■ **Extracted material**
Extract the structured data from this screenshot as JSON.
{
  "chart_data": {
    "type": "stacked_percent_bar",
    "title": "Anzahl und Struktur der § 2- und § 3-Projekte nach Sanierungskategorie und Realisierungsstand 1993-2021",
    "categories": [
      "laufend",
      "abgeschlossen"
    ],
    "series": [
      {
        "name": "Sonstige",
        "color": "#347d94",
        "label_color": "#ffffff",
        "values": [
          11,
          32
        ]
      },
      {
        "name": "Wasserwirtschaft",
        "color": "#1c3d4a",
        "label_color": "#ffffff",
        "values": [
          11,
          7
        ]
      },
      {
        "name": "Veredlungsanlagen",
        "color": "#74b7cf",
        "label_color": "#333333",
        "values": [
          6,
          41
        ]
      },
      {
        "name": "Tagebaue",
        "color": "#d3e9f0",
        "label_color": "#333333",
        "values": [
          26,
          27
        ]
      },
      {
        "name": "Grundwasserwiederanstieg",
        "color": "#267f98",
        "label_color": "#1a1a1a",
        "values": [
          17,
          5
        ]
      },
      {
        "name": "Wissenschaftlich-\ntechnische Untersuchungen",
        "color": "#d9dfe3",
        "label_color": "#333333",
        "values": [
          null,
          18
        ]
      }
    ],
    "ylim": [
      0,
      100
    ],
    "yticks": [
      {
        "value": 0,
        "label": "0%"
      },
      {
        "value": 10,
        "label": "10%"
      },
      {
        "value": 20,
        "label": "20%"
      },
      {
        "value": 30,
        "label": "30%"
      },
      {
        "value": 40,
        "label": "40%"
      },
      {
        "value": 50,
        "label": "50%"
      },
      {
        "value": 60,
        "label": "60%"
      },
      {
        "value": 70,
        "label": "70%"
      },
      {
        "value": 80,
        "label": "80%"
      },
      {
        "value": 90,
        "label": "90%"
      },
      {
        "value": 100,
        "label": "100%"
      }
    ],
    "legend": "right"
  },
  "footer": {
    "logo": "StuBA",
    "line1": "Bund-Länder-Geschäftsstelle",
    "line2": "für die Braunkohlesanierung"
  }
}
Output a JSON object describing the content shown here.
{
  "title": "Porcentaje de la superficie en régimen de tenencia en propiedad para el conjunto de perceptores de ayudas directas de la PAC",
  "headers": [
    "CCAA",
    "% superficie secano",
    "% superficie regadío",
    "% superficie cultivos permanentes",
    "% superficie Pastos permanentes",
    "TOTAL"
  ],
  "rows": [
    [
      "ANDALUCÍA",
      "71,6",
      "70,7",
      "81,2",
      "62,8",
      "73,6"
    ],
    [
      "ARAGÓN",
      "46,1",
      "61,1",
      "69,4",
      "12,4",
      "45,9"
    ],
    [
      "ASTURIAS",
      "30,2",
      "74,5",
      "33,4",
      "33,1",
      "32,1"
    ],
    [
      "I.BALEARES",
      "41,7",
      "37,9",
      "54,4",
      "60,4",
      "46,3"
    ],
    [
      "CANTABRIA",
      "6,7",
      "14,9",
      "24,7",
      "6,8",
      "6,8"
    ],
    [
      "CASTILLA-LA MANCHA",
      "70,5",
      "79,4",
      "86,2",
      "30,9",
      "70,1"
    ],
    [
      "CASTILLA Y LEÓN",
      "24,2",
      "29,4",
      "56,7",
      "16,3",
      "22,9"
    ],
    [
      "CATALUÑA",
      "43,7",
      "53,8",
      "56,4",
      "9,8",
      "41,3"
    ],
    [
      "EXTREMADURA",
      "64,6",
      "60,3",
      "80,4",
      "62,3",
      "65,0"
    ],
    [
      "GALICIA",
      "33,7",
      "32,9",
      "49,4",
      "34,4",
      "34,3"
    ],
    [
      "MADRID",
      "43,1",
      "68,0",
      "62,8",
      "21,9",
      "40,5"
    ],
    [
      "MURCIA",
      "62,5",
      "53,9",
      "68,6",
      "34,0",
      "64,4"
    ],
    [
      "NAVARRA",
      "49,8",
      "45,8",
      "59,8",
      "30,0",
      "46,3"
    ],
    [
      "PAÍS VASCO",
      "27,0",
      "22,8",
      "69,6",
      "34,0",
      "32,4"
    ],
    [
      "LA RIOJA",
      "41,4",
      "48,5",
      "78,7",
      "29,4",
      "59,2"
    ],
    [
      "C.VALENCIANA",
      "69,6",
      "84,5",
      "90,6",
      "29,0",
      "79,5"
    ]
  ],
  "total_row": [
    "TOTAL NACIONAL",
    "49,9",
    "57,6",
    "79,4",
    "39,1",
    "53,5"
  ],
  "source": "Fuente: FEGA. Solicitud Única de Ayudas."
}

■ **Task description**
Reproduce every line of the data verbatim.

■ **Solution to this task**
Extract the structured data from this screenshot as JSON.
{
  "chart_data": {
    "type": "stacked_percent_bar",
    "title": "Anzahl und Struktur der § 2- und § 3-Projekte nach Sanierungskategorie und Realisierungsstand 1993-2021",
    "categories": [
      "laufend",
      "abgeschlossen"
    ],
    "series": [
      {
        "name": "Sonstige",
        "color": "#347d94",
        "label_color": "#ffffff",
        "values": [
          11,
          32
        ]
      },
      {
        "name": "Wasserwirtschaft",
        "color": "#1c3d4a",
        "label_color": "#ffffff",
        "values": [
          11,
          7
        ]
      },
      {
        "name": "Veredlungsanlagen",
        "color": "#74b7cf",
        "label_color": "#333333",
        "values": [
          6,
          41
        ]
      },
      {
        "name": "Tagebaue",
        "color": "#d3e9f0",
        "label_color": "#333333",
        "values": [
          26,
          27
        ]
      },
      {
        "name": "Grundwasserwiederanstieg",
        "color": "#267f98",
        "label_color": "#1a1a1a",
        "values": [
          17,
          5
        ]
      },
      {
        "name": "Wissenschaftlich-\ntechnische Untersuchungen",
        "color": "#d9dfe3",
        "label_color": "#333333",
        "values": [
          null,
          18
        ]
      }
    ],
    "ylim": [
      0,
      100
    ],
    "yticks": [
      {
        "value": 0,
        "label": "0%"
      },
      {
        "value": 10,
        "label": "10%"
      },
      {
        "value": 20,
        "label": "20%"
      },
      {
        "value": 30,
        "label": "30%"
      },
      {
        "value": 40,
        "label": "40%"
      },
      {
        "value": 50,
        "label": "50%"
      },
      {
        "value": 60,
        "label": "60%"
      },
      {
        "value": 70,
        "label": "70%"
      },
      {
        "value": 80,
        "label": "80%"
      },
      {
        "value": 90,
        "label": "90%"
      },
      {
        "value": 100,
        "label": "100%"
      }
    ],
    "legend": "right"
  },
  "footer": {
    "logo": "StuBA",
    "line1": "Bund-Länder-Geschäftsstelle",
    "line2": "für die Braunkohlesanierung"
  }
}
Output a JSON object describing the content shown here.
{
  "title": "Porcentaje de la superficie en régimen de tenencia en propiedad para el conjunto de perceptores de ayudas directas de la PAC",
  "headers": [
    "CCAA",
    "% superficie secano",
    "% superficie regadío",
    "% superficie cultivos permanentes",
    "% superficie Pastos permanentes",
    "TOTAL"
  ],
  "rows": [
    [
      "ANDALUCÍA",
      "71,6",
      "70,7",
      "81,2",
      "62,8",
      "73,6"
    ],
    [
      "ARAGÓN",
      "46,1",
      "61,1",
      "69,4",
      "12,4",
      "45,9"
    ],
    [
      "ASTURIAS",
      "30,2",
      "74,5",
      "33,4",
      "33,1",
      "32,1"
    ],
    [
      "I.BALEARES",
      "41,7",
      "37,9",
      "54,4",
      "60,4",
      "46,3"
    ],
    [
      "CANTABRIA",
      "6,7",
      "14,9",
      "24,7",
      "6,8",
      "6,8"
    ],
    [
      "CASTILLA-LA MANCHA",
      "70,5",
      "79,4",
      "86,2",
      "30,9",
      "70,1"
    ],
    [
      "CASTILLA Y LEÓN",
      "24,2",
      "29,4",
      "56,7",
      "16,3",
      "22,9"
    ],
    [
      "CATALUÑA",
      "43,7",
      "53,8",
      "56,4",
      "9,8",
      "41,3"
    ],
    [
      "EXTREMADURA",
      "64,6",
      "60,3",
      "80,4",
      "62,3",
      "65,0"
    ],
    [
      "GALICIA",
      "33,7",
      "32,9",
      "49,4",
      "34,4",
      "34,3"
    ],
    [
      "MADRID",
      "43,1",
      "68,0",
      "62,8",
      "21,9",
      "40,5"
    ],
    [
      "MURCIA",
      "62,5",
      "53,9",
      "68,6",
      "34,0",
      "64,4"
    ],
    [
      "NAVARRA",
      "49,8",
      "45,8",
      "59,8",
      "30,0",
      "46,3"
    ],
    [
      "PAÍS VASCO",
      "27,0",
      "22,8",
      "69,6",
      "34,0",
      "32,4"
    ],
    [
      "LA RIOJA",
      "41,4",
      "48,5",
      "78,7",
      "29,4",
      "59,2"
    ],
    [
      "C.VALENCIANA",
      "69,6",
      "84,5",
      "90,6",
      "29,0",
      "79,5"
    ]
  ],
  "total_row": [
    "TOTAL NACIONAL",
    "49,9",
    "57,6",
    "79,4",
    "39,1",
    "53,5"
  ],
  "source": "Fuente: FEGA. Solicitud Única de Ayudas."
}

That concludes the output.